═════ Supplied material
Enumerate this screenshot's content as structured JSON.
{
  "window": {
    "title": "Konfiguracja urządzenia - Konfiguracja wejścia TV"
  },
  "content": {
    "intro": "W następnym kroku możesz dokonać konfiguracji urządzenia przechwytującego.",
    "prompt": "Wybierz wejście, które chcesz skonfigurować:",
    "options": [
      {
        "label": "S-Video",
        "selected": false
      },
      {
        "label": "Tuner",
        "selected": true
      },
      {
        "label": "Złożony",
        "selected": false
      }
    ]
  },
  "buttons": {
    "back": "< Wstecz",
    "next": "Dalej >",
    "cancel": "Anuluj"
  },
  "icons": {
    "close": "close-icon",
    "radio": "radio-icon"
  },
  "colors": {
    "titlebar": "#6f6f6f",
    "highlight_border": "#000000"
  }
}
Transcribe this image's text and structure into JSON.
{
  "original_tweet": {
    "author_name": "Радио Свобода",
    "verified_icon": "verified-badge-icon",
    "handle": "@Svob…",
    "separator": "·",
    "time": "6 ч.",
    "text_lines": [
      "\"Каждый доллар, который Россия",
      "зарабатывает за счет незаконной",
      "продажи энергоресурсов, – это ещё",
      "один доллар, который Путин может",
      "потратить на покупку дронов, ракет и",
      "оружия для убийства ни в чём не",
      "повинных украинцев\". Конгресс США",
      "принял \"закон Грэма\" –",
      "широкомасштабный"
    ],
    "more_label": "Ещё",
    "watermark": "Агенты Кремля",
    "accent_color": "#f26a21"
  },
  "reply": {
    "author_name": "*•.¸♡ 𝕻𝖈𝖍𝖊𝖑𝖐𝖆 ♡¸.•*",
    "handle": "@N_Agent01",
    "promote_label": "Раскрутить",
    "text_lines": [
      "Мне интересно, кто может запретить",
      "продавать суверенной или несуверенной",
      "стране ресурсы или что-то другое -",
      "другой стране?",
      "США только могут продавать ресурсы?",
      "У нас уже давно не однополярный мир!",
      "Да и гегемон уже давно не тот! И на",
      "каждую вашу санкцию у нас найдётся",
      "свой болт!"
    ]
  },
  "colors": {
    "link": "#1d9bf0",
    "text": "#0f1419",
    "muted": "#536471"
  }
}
══════════
(What needs to be done):
Say how many lines contain "стране", and give nothing but that number.

(Solution to this exercise):
2